→ **Exercise**
Write out all the entries word for word, but skip any images.

◆ ◆ ◆ ◆

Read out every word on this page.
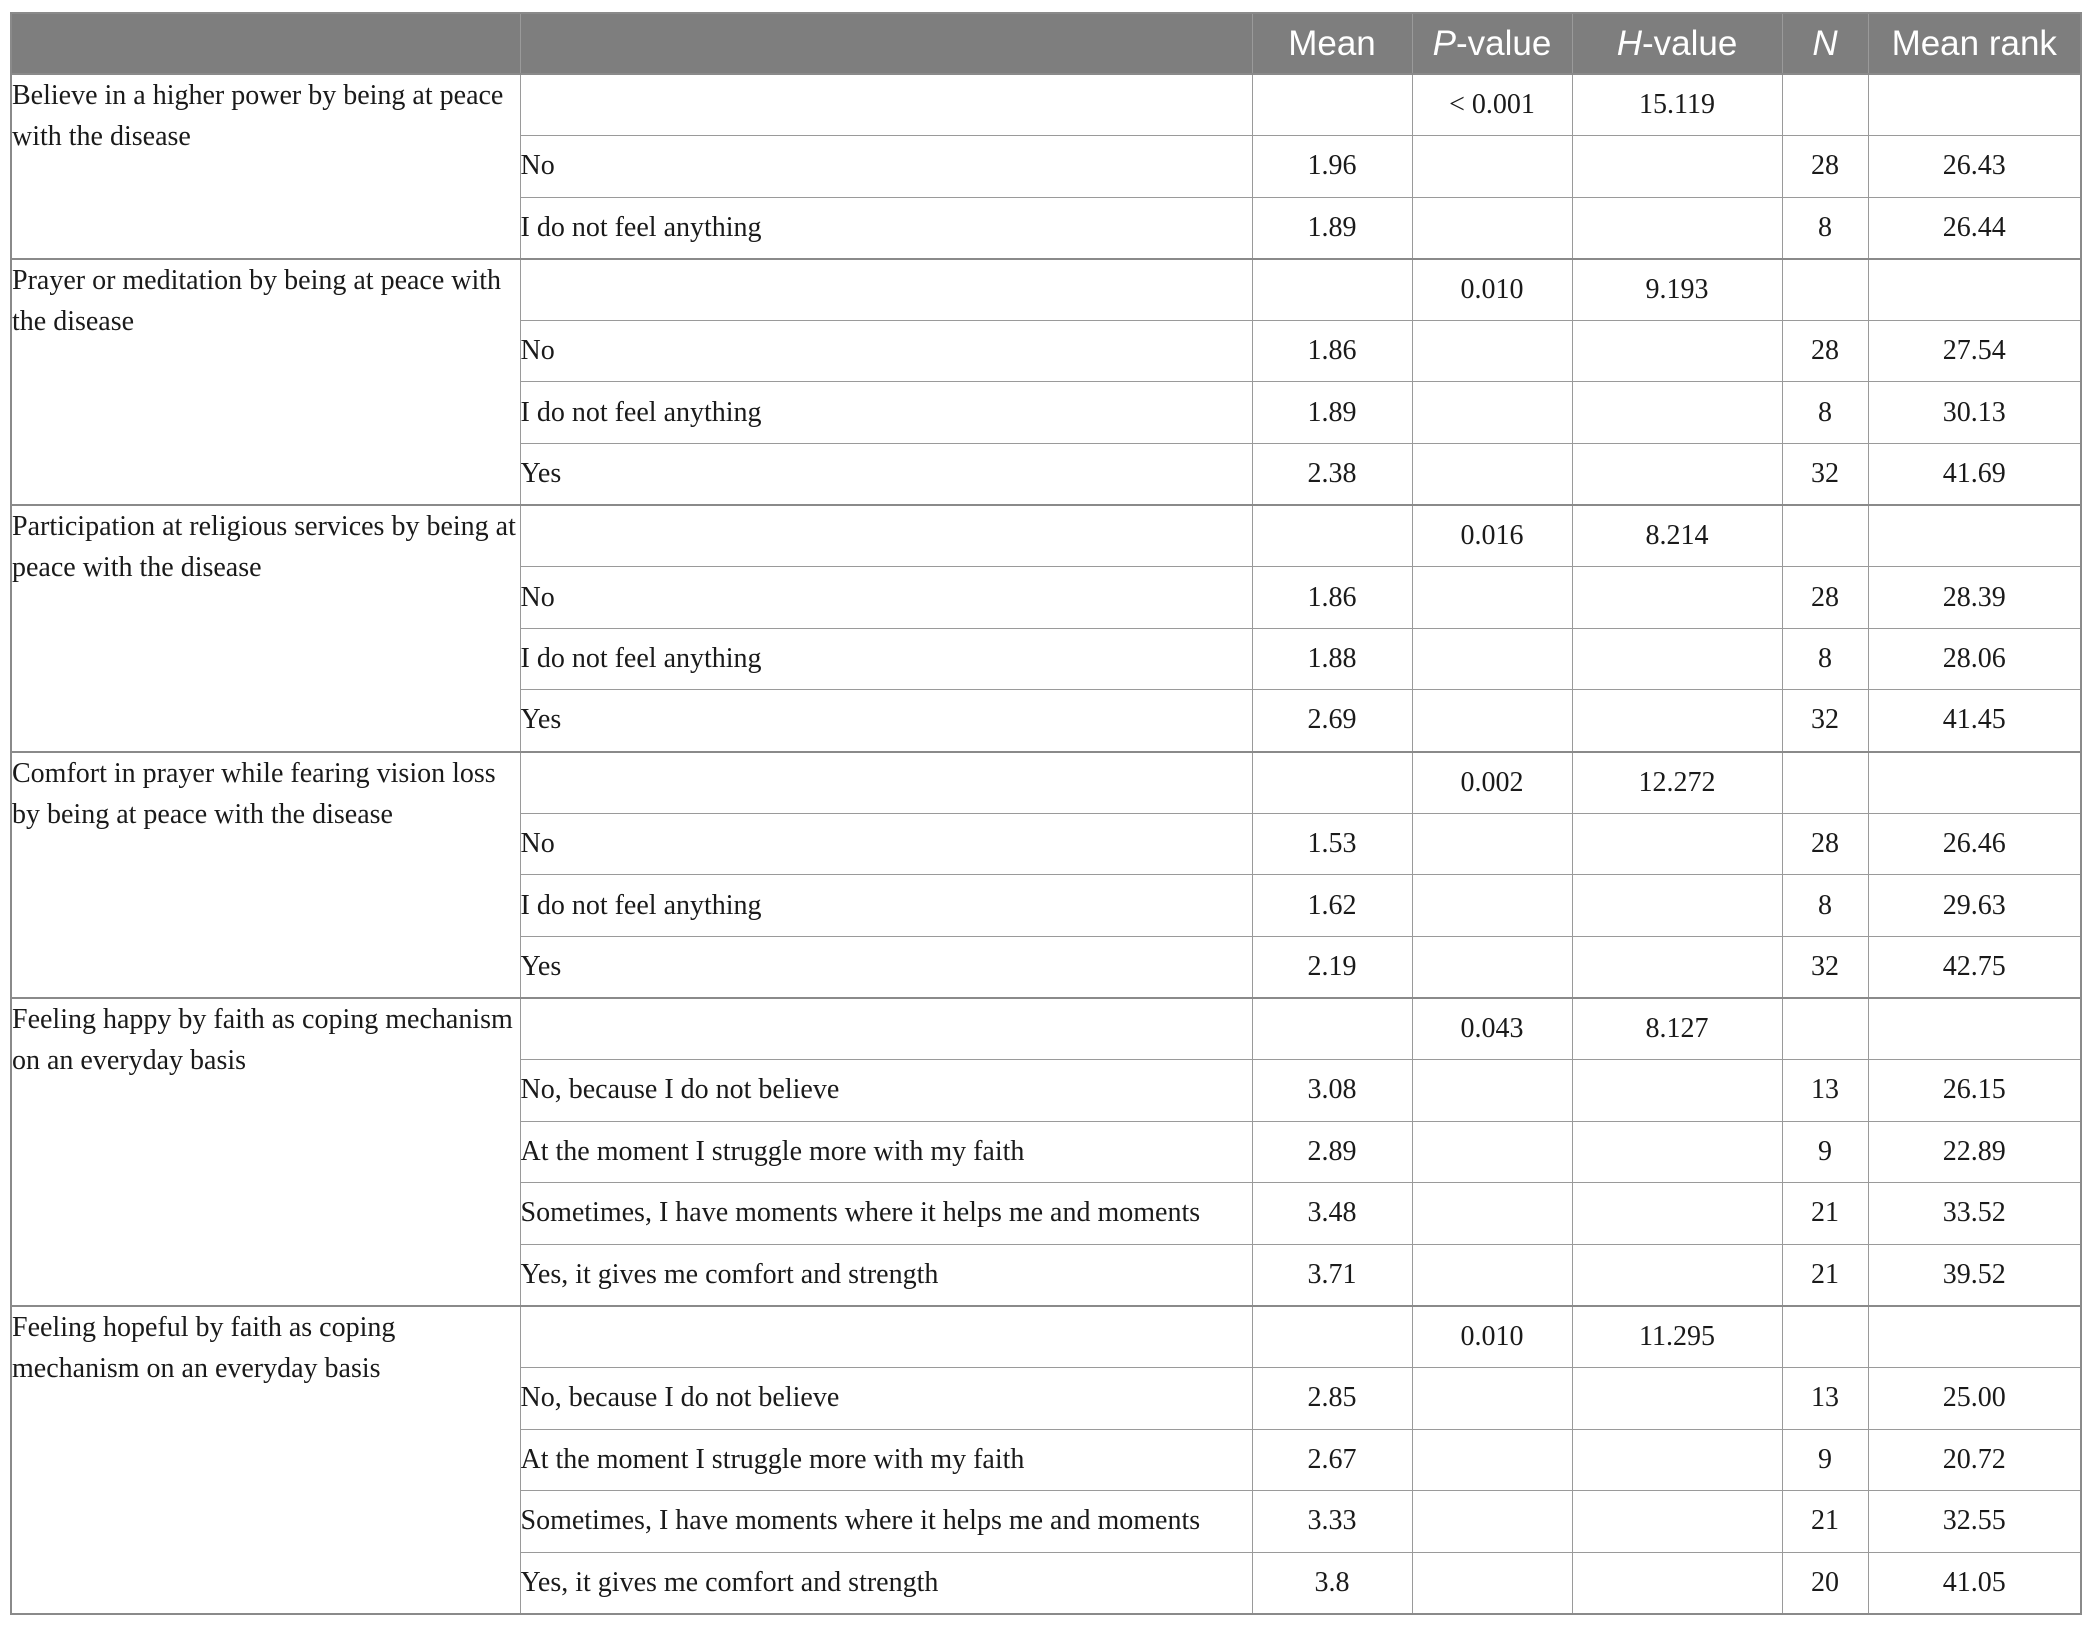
		Mean	P-value	H-value	N	Mean rank
Believe in a higher power by being at peace with the disease			< 0.001	15.119		
	No	1.96			28	26.43
	I do not feel anything	1.89			8	26.44
Prayer or meditation by being at peace with the disease			0.010	9.193		
	No	1.86			28	27.54
	I do not feel anything	1.89			8	30.13
	Yes	2.38			32	41.69
Participation at religious services by being at peace with the disease			0.016	8.214		
	No	1.86			28	28.39
	I do not feel anything	1.88			8	28.06
	Yes	2.69			32	41.45
Comfort in prayer while fearing vision loss by being at peace with the disease			0.002	12.272		
	No	1.53			28	26.46
	I do not feel anything	1.62			8	29.63
	Yes	2.19			32	42.75
Feeling happy by faith as coping mechanism on an everyday basis			0.043	8.127		
	No, because I do not believe	3.08			13	26.15
	At the moment I struggle more with my faith	2.89			9	22.89
	Sometimes, I have moments where it helps me and moments	3.48			21	33.52
	Yes, it gives me comfort and strength	3.71			21	39.52
Feeling hopeful by faith as coping mechanism on an everyday basis			0.010	11.295		
	No, because I do not believe	2.85			13	25.00
	At the moment I struggle more with my faith	2.67			9	20.72
	Sometimes, I have moments where it helps me and moments	3.33			21	32.55
	Yes, it gives me comfort and strength	3.8			20	41.05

◆ ◆ ◆ ◆

→ **Task response**
Read out every word on this page.
		Mean	P-value	H-value	N	Mean rank
Believe in a higher power by being at peace with the disease			< 0.001	15.119		
	No	1.96			28	26.43
	I do not feel anything	1.89			8	26.44
Prayer or meditation by being at peace with the disease			0.010	9.193		
	No	1.86			28	27.54
	I do not feel anything	1.89			8	30.13
	Yes	2.38			32	41.69
Participation at religious services by being at peace with the disease			0.016	8.214		
	No	1.86			28	28.39
	I do not feel anything	1.88			8	28.06
	Yes	2.69			32	41.45
Comfort in prayer while fearing vision loss by being at peace with the disease			0.002	12.272		
	No	1.53			28	26.46
	I do not feel anything	1.62			8	29.63
	Yes	2.19			32	42.75
Feeling happy by faith as coping mechanism on an everyday basis			0.043	8.127		
	No, because I do not believe	3.08			13	26.15
	At the moment I struggle more with my faith	2.89			9	22.89
	Sometimes, I have moments where it helps me and moments	3.48			21	33.52
	Yes, it gives me comfort and strength	3.71			21	39.52
Feeling hopeful by faith as coping mechanism on an everyday basis			0.010	11.295		
	No, because I do not believe	2.85			13	25.00
	At the moment I struggle more with my faith	2.67			9	20.72
	Sometimes, I have moments where it helps me and moments	3.33			21	32.55
	Yes, it gives me comfort and strength	3.8			20	41.05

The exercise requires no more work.